## Task requirements
1. In the notebook on loading the GoEmotions posts, what is the name of the compressed file it opens?
2. According to the notebook on loading the GoEmotions posts, why does the code open the file with gzip before calling the json loader?
3. Give what follows in the notebook on loading the GoEmotions posts, starting right after its last line.

## Extract provided
═══
In [1]:
import numpy as np
import nltk
nltk.download('punkt')
import warnings
warnings.filterwarnings("ignore")

[nltk_data] Downloading package punkt to
[nltk_data]     C:\Users\a_lolooh\AppData\Roaming\nltk_data...
[nltk_data]   Package punkt is already up-to-date!


## Setup 

#### this class is purely for organisation and ease of access, instead of messy nested array access , we just create a posts object with attributes ( the post itself, its emotion, its sentiment )
                

In [2]:
from nltk.tokenize import word_tokenize as tokenize
class Posts : 
    def __init__(self, post, emotion, sentiment):
        self.post = post
        self.emotion = emotion
        self.sentiment = sentiment
        self.tokens = list(tokenize(post))
        
    def print(self):
        print(f"post: {self.post} emotion: {self.emotion} sentiment: {self.sentiment}")
        
        

## Loading file 

In [3]:
import json
import gzip

posts = []

# the file given to us is a gzip which has a json inside it, so we need to unzip first and then load the json file 

with gzip.open('goemotions.json.gz', 'r') as f: # unzipping
    data = json.loads(f.read(), encoding="utf-8") # loading json
    for line in data:
        posts.append(Posts(line[0],line[1],line[2])) #creating the object and appending to the list 
        
# basically posts is a list of objects where each object has its info as attributes ( see above )

# PART 3 Word2Vec

In [4]:
import gensim
import gensim.downloader as api
import nltk 
import joblib
nltk.download('punkt')

[nltk_data] Downloading package punkt to
[nltk_data]     C:\Users\a_lolooh\AppData\Roaming\nltk_data...
═══
## Record extracts
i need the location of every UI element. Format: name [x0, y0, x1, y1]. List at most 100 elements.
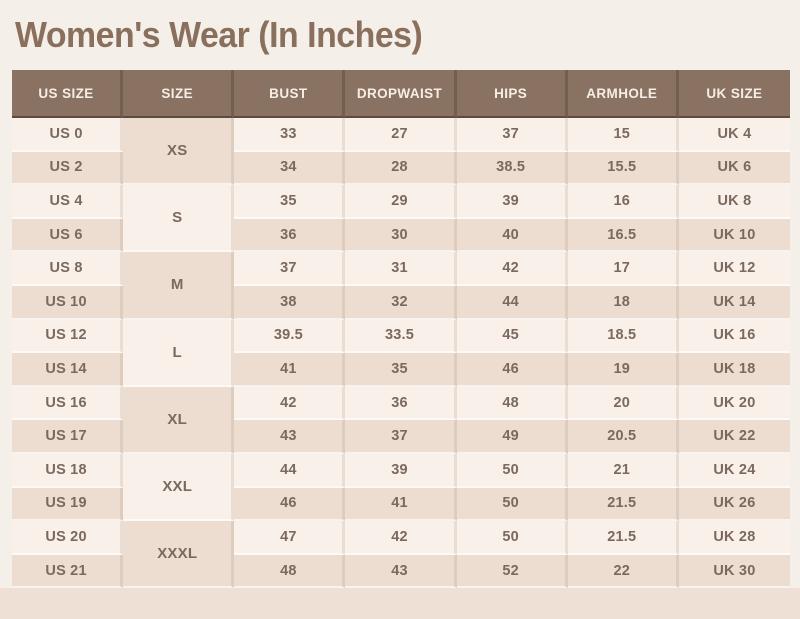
- cell-dropwaist: 33.5: [345, 319, 457, 354]
- cell-us-size: US 2: [12, 151, 124, 186]
- cell-dropwaist: 41: [345, 487, 457, 522]
- size-chart-body: US 0 XS 33 27 37 15 UK 4 US 2 34 28 38.5 15.5 UK 6 US…: [12, 118, 790, 589]
- cell-bust: 42: [234, 386, 346, 421]
- cell-bust: 38: [234, 285, 346, 320]
- cell-uk-size: UK 20: [678, 386, 790, 421]
- cell-size-group: XL: [123, 386, 235, 454]
- cell-us-size: US 16: [12, 386, 124, 421]
- page-title: Women's Wear (In Inches): [15, 14, 423, 55]
- cell-hips: 46: [456, 353, 568, 387]
- cell-hips: 52: [456, 554, 568, 589]
- cell-us-size: US 8: [12, 252, 124, 286]
- cell-size-group: L: [123, 319, 235, 387]
- cell-dropwaist: 32: [345, 285, 457, 320]
- cell-hips: 45: [456, 319, 568, 354]
- header-cell-hips: HIPS: [456, 70, 568, 118]
- cell-us-size: US 10: [12, 285, 124, 320]
- cell-uk-size: UK 24: [678, 453, 790, 488]
- cell-dropwaist: 28: [345, 151, 457, 186]
- cell-us-size: US 20: [12, 521, 124, 555]
- cell-armhole: 18.5: [567, 319, 679, 354]
- cell-bust: 48: [234, 554, 346, 589]
- size-chart-header: US SIZE SIZE BUST DROPWAIST HIPS ARMHOLE…: [12, 70, 790, 118]
- table-row: US 17 43 37 49 20.5 UK 22: [12, 420, 790, 454]
- cell-armhole: 15: [567, 118, 679, 152]
- cell-bust: 37: [234, 252, 346, 286]
- cell-uk-size: UK 8: [678, 185, 790, 219]
- cell-armhole: 15.5: [567, 151, 679, 186]
- table-row: US 21 48 43 52 22 UK 30: [12, 554, 790, 589]
- cell-armhole: 16.5: [567, 218, 679, 253]
- cell-us-size: US 21: [12, 554, 124, 589]
- cell-hips: 38.5: [456, 151, 568, 186]
- cell-us-size: US 19: [12, 487, 124, 522]
- cell-armhole: 20.5: [567, 420, 679, 454]
- cell-dropwaist: 36: [345, 386, 457, 421]
- cell-hips: 49: [456, 420, 568, 454]
- cell-bust: 36: [234, 218, 346, 253]
- cell-dropwaist: 42: [345, 521, 457, 555]
- cell-armhole: 17: [567, 252, 679, 286]
- cell-size-group: XS: [123, 118, 235, 186]
- cell-size-group: S: [123, 185, 235, 253]
- cell-uk-size: UK 16: [678, 319, 790, 354]
- cell-hips: 48: [456, 386, 568, 421]
- table-row: US 10 38 32 44 18 UK 14: [12, 285, 790, 320]
- table-row: US 12 L 39.5 33.5 45 18.5 UK 16: [12, 319, 790, 387]
- cell-size-group: XXL: [123, 453, 235, 522]
- cell-bust: 41: [234, 353, 346, 387]
- table-row: US 2 34 28 38.5 15.5 UK 6: [12, 151, 790, 186]
- cell-hips: 39: [456, 185, 568, 219]
- cell-bust: 33: [234, 118, 346, 152]
- cell-armhole: 19: [567, 353, 679, 387]
- cell-hips: 42: [456, 252, 568, 286]
- cell-us-size: US 6: [12, 218, 124, 253]
- table-row: US 8 M 37 31 42 17 UK 12: [12, 252, 790, 320]
- footer-band: [0, 588, 800, 619]
- cell-uk-size: UK 4: [678, 118, 790, 152]
- size-chart-table: US SIZE SIZE BUST DROPWAIST HIPS ARMHOLE…: [12, 70, 790, 589]
- table-row: US 0 XS 33 27 37 15 UK 4: [12, 118, 790, 186]
- cell-us-size: US 18: [12, 453, 124, 488]
- title-wrap: Women's Wear (In Inches): [0, 0, 800, 70]
- cell-uk-size: UK 6: [678, 151, 790, 186]
- cell-size-group: M: [123, 252, 235, 320]
- header-cell-size: SIZE: [123, 70, 235, 118]
- cell-armhole: 18: [567, 285, 679, 320]
- cell-armhole: 21.5: [567, 487, 679, 522]
- cell-armhole: 21: [567, 453, 679, 488]
- header-cell-uk-size: UK SIZE: [678, 70, 790, 118]
- header-cell-us-size: US SIZE: [12, 70, 124, 118]
- cell-bust: 47: [234, 521, 346, 555]
- cell-bust: 46: [234, 487, 346, 522]
- cell-armhole: 21.5: [567, 521, 679, 555]
- cell-hips: 50: [456, 487, 568, 522]
- cell-uk-size: UK 14: [678, 285, 790, 320]
- cell-dropwaist: 30: [345, 218, 457, 253]
- cell-uk-size: UK 28: [678, 521, 790, 555]
- header-cell-dropwaist: DROPWAIST: [345, 70, 457, 118]
- cell-uk-size: UK 12: [678, 252, 790, 286]
- cell-bust: 43: [234, 420, 346, 454]
- cell-bust: 39.5: [234, 319, 346, 354]
- cell-bust: 35: [234, 185, 346, 219]
- cell-dropwaist: 31: [345, 252, 457, 286]
- cell-us-size: US 14: [12, 353, 124, 387]
- cell-bust: 44: [234, 453, 346, 488]
- cell-uk-size: UK 18: [678, 353, 790, 387]
- cell-dropwaist: 39: [345, 453, 457, 488]
- header-row: US SIZE SIZE BUST DROPWAIST HIPS ARMHOLE…: [12, 70, 790, 118]
- cell-uk-size: UK 30: [678, 554, 790, 589]
- cell-hips: 40: [456, 218, 568, 253]
- table-row: US 18 XXL 44 39 50 21 UK 24: [12, 453, 790, 522]
- cell-us-size: US 4: [12, 185, 124, 219]
- cell-hips: 44: [456, 285, 568, 320]
- cell-us-size: US 0: [12, 118, 124, 152]
- cell-bust: 34: [234, 151, 346, 186]
- cell-hips: 37: [456, 118, 568, 152]
- table-row: US 4 S 35 29 39 16 UK 8: [12, 185, 790, 253]
- cell-hips: 50: [456, 453, 568, 488]
- cell-dropwaist: 43: [345, 554, 457, 589]
- cell-dropwaist: 37: [345, 420, 457, 454]
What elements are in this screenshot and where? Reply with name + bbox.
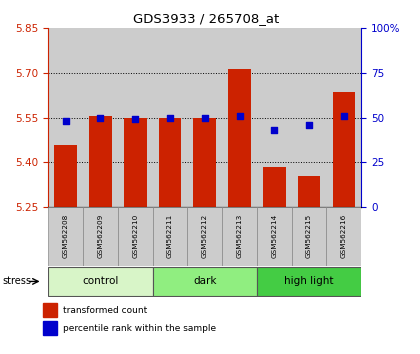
Bar — [43, 303, 57, 317]
Bar — [291, 28, 326, 207]
Bar — [326, 28, 361, 207]
Bar — [228, 69, 251, 207]
Point — [167, 115, 173, 120]
Bar — [257, 207, 291, 266]
Bar — [83, 28, 118, 207]
Bar — [54, 144, 77, 207]
Bar — [187, 207, 222, 266]
Text: GSM562213: GSM562213 — [236, 214, 242, 258]
Bar — [222, 207, 257, 266]
Bar — [159, 118, 181, 207]
Bar — [194, 118, 216, 207]
Bar — [257, 267, 361, 296]
Text: GSM562208: GSM562208 — [63, 214, 69, 258]
Text: transformed count: transformed count — [63, 306, 147, 315]
Bar — [118, 28, 152, 207]
Bar — [152, 267, 257, 296]
Bar — [48, 267, 152, 296]
Bar — [326, 207, 361, 266]
Point — [341, 113, 347, 119]
Point — [202, 115, 208, 120]
Text: GSM562214: GSM562214 — [271, 214, 277, 258]
Text: stress: stress — [2, 276, 31, 286]
Point — [132, 117, 139, 122]
Text: dark: dark — [193, 276, 216, 286]
Bar — [257, 28, 291, 207]
Bar — [43, 321, 57, 335]
Point — [62, 119, 69, 124]
Bar — [118, 207, 152, 266]
Point — [236, 113, 243, 119]
Bar — [89, 116, 112, 207]
Point — [306, 122, 312, 128]
Bar — [291, 207, 326, 266]
Text: GSM562209: GSM562209 — [97, 214, 103, 258]
Text: control: control — [82, 276, 118, 286]
Bar — [222, 28, 257, 207]
Bar — [263, 167, 286, 207]
Bar — [298, 176, 320, 207]
Text: GDS3933 / 265708_at: GDS3933 / 265708_at — [133, 12, 279, 25]
Text: GSM562210: GSM562210 — [132, 214, 138, 258]
Bar — [333, 92, 355, 207]
Text: percentile rank within the sample: percentile rank within the sample — [63, 324, 216, 333]
Bar — [124, 118, 147, 207]
Bar — [187, 28, 222, 207]
Text: GSM562211: GSM562211 — [167, 214, 173, 258]
Bar — [152, 207, 187, 266]
Bar — [48, 28, 83, 207]
Bar — [152, 28, 187, 207]
Text: GSM562215: GSM562215 — [306, 214, 312, 258]
Point — [271, 127, 278, 133]
Point — [97, 115, 104, 120]
Bar — [48, 207, 83, 266]
Text: GSM562212: GSM562212 — [202, 214, 208, 258]
Bar — [83, 207, 118, 266]
Text: high light: high light — [284, 276, 334, 286]
Text: GSM562216: GSM562216 — [341, 214, 347, 258]
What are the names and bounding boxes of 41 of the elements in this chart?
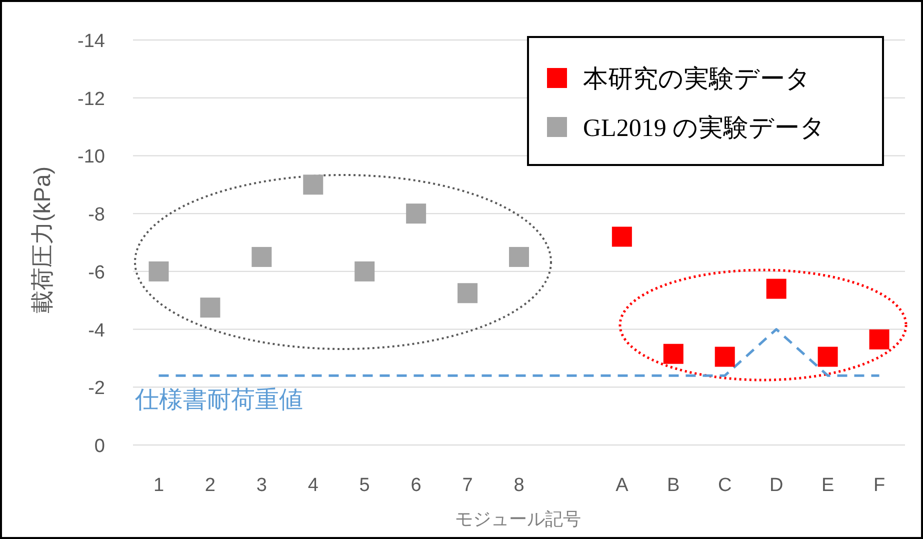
y-tick-label: -4: [88, 320, 106, 342]
point: [148, 261, 169, 282]
point: [509, 246, 529, 267]
x-tick-label: 1: [153, 475, 164, 496]
y-tick-label: -8: [88, 204, 105, 226]
point: [200, 298, 220, 318]
point: [714, 346, 735, 367]
point: [663, 344, 684, 364]
point: [612, 226, 632, 247]
x-tick-label: 6: [410, 475, 422, 496]
point: [818, 346, 838, 367]
x-tick-label: D: [769, 475, 784, 496]
x-tick-label: 8: [514, 475, 524, 496]
legend-label: 本研究の実験データ: [583, 65, 811, 93]
point: [458, 283, 478, 304]
point: [406, 204, 426, 224]
point: [766, 278, 786, 299]
x-tick-label: E: [821, 475, 834, 496]
point: [869, 329, 890, 350]
x-tick-label: 2: [204, 475, 216, 496]
y-tick-label: -14: [78, 31, 106, 52]
point: [303, 174, 324, 195]
x-tick-label: 5: [359, 475, 370, 496]
y-axis-title: 載荷圧力(kPa): [29, 166, 55, 314]
y-tick-label: -2: [88, 378, 105, 400]
x-tick-label: 7: [462, 475, 473, 496]
legend-label: GL2019 の実験データ: [583, 114, 826, 142]
y-tick-label: -6: [88, 262, 105, 284]
x-tick-label: A: [616, 475, 629, 496]
x-tick-label: C: [718, 475, 732, 496]
point: [354, 261, 375, 282]
y-tick-label: 0: [94, 436, 105, 457]
x-tick-label: F: [873, 475, 886, 496]
x-axis-title: モジュール記号: [455, 509, 581, 529]
x-tick-label: B: [667, 475, 680, 496]
point: [252, 246, 272, 267]
y-tick-label: -10: [78, 146, 105, 168]
series-label: 仕様書耐荷重値: [134, 386, 303, 414]
x-tick-label: 3: [256, 475, 267, 496]
x-tick-label: 4: [308, 475, 319, 496]
y-tick-label: -12: [78, 88, 105, 110]
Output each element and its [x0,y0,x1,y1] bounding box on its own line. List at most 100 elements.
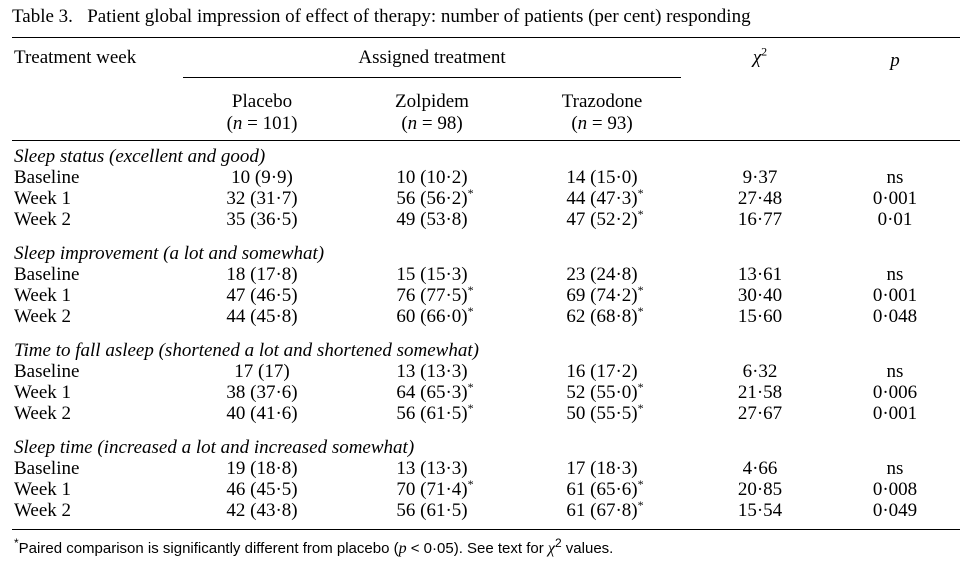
footnote-star: * [14,536,19,550]
cell-value: 18 (17·8) [226,264,298,285]
chi-square-cell: 30·40 [738,285,782,306]
p-value-cell: 0·01 [878,209,913,230]
zolpidem-cell: 56 (61·5) [396,500,467,521]
cell-value: 35 (36·5) [226,209,298,230]
zolpidem-cell: 49 (53·8) [396,209,467,230]
cell-value: 0·001 [872,285,918,306]
cell-value: 47 (46·5) [226,285,298,306]
placebo-cell: 46 (45·5) [226,479,297,500]
chi-square-cell: 4·66 [743,458,778,479]
zolpidem-cell: 15 (15·3) [396,264,467,285]
cell-value: 52 (55·0) [566,382,638,403]
section-title: Sleep time (increased a lot and increase… [14,437,415,458]
p-value-cell: ns [887,264,904,285]
row-week-label: Week 1 [14,285,72,306]
header-rule [12,140,960,141]
p-symbol: p [890,50,900,71]
p-value-cell: ns [887,458,904,479]
assigned-treatment-rule [183,77,681,78]
cell-value: 9·37 [742,167,778,188]
trazodone-cell: 44 (47·3) * [566,186,644,209]
section-title: Time to fall asleep (shortened a lot and… [14,340,479,361]
p-value-cell: ns [887,167,904,188]
cell-value: 62 (68·8) [566,306,638,327]
trazodone-cell: 69 (74·2) * [566,283,644,306]
footnote: *Paired comparison is significantly diff… [14,536,614,557]
p-value-cell: 0·008 [873,479,917,500]
section-title: Sleep improvement (a lot and somewhat) [14,243,325,264]
cell-value: 4·66 [742,458,778,479]
cell-value: 44 (47·3) [566,188,638,209]
chi-square-cell: 16·77 [738,209,782,230]
zolpidem-cell: 56 (61·5) * [396,401,474,424]
cell-value: 47 (52·2) [566,209,638,230]
cell-value: 70 (71·4) [396,479,468,500]
row-week-label: Baseline [14,264,80,285]
cell-value: 69 (74·2) [566,285,638,306]
row-week-label: Week 1 [14,188,72,209]
trazodone-cell: 62 (68·8) * [566,304,644,327]
trazodone-cell: 61 (65·6) * [566,477,644,500]
cell-value: 6·32 [742,361,778,382]
cell-value: 10 (9·9) [231,167,293,188]
cell-value: 61 (65·6) [566,479,638,500]
row-week-label: Baseline [14,167,80,188]
cell-value: 0·048 [872,306,918,327]
cell-value: 15 (15·3) [396,264,468,285]
cell-value: 13 (13·3) [396,458,468,479]
cell-value: 76 (77·5) [396,285,468,306]
cell-value: 15·60 [737,306,783,327]
cell-value: 0·049 [872,500,918,521]
placebo-cell: 32 (31·7) [226,188,297,209]
bottom-rule [12,529,960,530]
header-placebo-n: (n = 101) [226,113,298,134]
p-value-cell: 0·001 [873,188,917,209]
zolpidem-cell: 76 (77·5) * [396,283,474,306]
row-week-label: Baseline [14,361,80,382]
header-zolpidem-n: (n = 98) [401,113,463,134]
chi-square-cell: 20·85 [738,479,782,500]
cell-value: 17 (17) [234,361,290,382]
placebo-cell: 47 (46·5) [226,285,297,306]
cell-value: 15·54 [737,500,783,521]
placebo-cell: 38 (37·6) [226,382,297,403]
trazodone-cell: 16 (17·2) [566,361,637,382]
chi-square-cell: 21·58 [738,382,782,403]
table-caption: Table 3. Patient global impression of ef… [12,6,751,28]
chi-square-cell: 27·67 [738,403,782,424]
table-label: Table 3. [12,6,73,27]
cell-value: 0·006 [872,382,918,403]
trazodone-cell: 17 (18·3) [566,458,637,479]
cell-value: 16 (17·2) [566,361,638,382]
row-week-label: Week 2 [14,306,72,327]
header-trazodone-n: (n = 93) [571,113,633,134]
trazodone-cell: 61 (67·8) * [566,498,644,521]
chi-square-cell: 6·32 [743,361,778,382]
cell-value: 50 (55·5) [566,403,638,424]
header-zolpidem: Zolpidem [395,91,469,112]
header-assigned-treatment: Assigned treatment [358,47,506,68]
cell-value: 0·001 [872,188,918,209]
zolpidem-cell: 64 (65·3) * [396,380,474,403]
row-week-label: Week 2 [14,500,72,521]
trazodone-cell: 50 (55·5) * [566,401,644,424]
row-week-label: Week 1 [14,382,72,403]
cell-value: 46 (45·5) [226,479,298,500]
section-title: Sleep status (excellent and good) [14,146,266,167]
cell-value: 0·001 [872,403,918,424]
chi-square-cell: 13·61 [738,264,782,285]
cell-value: 19 (18·8) [226,458,298,479]
cell-value: 23 (24·8) [566,264,638,285]
top-rule [12,37,960,38]
table-title: Patient global impression of effect of t… [87,6,751,27]
p-value-cell: 0·049 [873,500,917,521]
cell-value: 61 (67·8) [566,500,638,521]
cell-value: 56 (61·5) [396,403,468,424]
cell-value: 40 (41·6) [226,403,298,424]
chi-symbol: χ [752,47,762,68]
cell-value: ns [886,167,904,188]
cell-value: 21·58 [737,382,783,403]
chi-square-cell: 15·54 [738,500,782,521]
row-week-label: Baseline [14,458,80,479]
cell-value: 42 (43·8) [226,500,298,521]
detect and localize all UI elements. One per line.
═══
## Results for each task
1. goemotions.json.gz

2. The file provided is a gzip archive with a JSON file inside it, so it has to be unzipped before the JSON can be loaded.

3.
[nltk_data]   Package punkt is already up-to-date!


True

## 3.1 Downloading Model

In [5]:
model = api.load('word2vec-google-news-300')

## 3.2 - 3.3 Tokenization and Embeddings
#### Tokens were implicitly generated during object instantiation

In [6]:
embeddings = []
hit = 0
miss = 0 

for i, post in enumerate(posts):
    A = [] 
    ll = post.tokens
    for token in ll:
        hit += 1
        try:
            A.append(model[token])
        except KeyError:
            miss+=1
            continue
    if not A: # if no word2vec fill in zeroes 
        post.embedding = np.zeros(300, dtype='int')
        continue
    np_arr = np.vstack(A)
    avg = np.average(np_arr, axis=0)
    post.embedding = np.copy(avg)


In [7]:
print (f"Number of tokens is : {hit}")

Number of tokens is : 2642139


### Train/Test Split

In [9]:
from sklearn.model_selection import train_test_split
x = np.array([x.embedding for x in posts])
y_emotion = np.array([x.emotion for x in posts])
y_sentiment = np.array([x.sentiment for x in posts])

trainX, testX, trainY_emotion,  testY_emotion = train_test_split(x, y_emotion, test_size=0.2, random_state = 42) 
trainX, testX, trainY_sent,  testY_sent = train_test_split(x, y_sentiment, test_size=0.2, random_state = 42) 


## 3.4 Computing Hit Rate

In [16]:
trainxHit, testxHit, trainYHit,  testYHit = train_test_split(np.array([x.post for x in posts]), y_emotion, test_size=0.2, random_state = 42) 


In [17]:
hit_train = 0
miss_train = 0 

for post in trainXHit:
    for token in tokenize(post):
        dummyA = []
        hit_train += 1
        try:
            dummyA.append(model[token])
        except KeyError:
            miss_train+=1
            continue

In [18]:
hit_test = 0
miss_test = 0 

for post in testxHit:
    for token in tokenize(post):
        dummyA = []
        hit_test += 1
        try:
            dummyA.append(model[token])
        except KeyError:
            miss_test+=1
            continue

In [19]:
print(f"Hit rate for Training Set: {((hit_train-miss_train)/hit_train)} ")
print(f"Hit rate for Test Set: {((hit_test-miss_test)/hit_test)} ")
print(f"Overall Hit rate: {((hit-miss)/hit)} ")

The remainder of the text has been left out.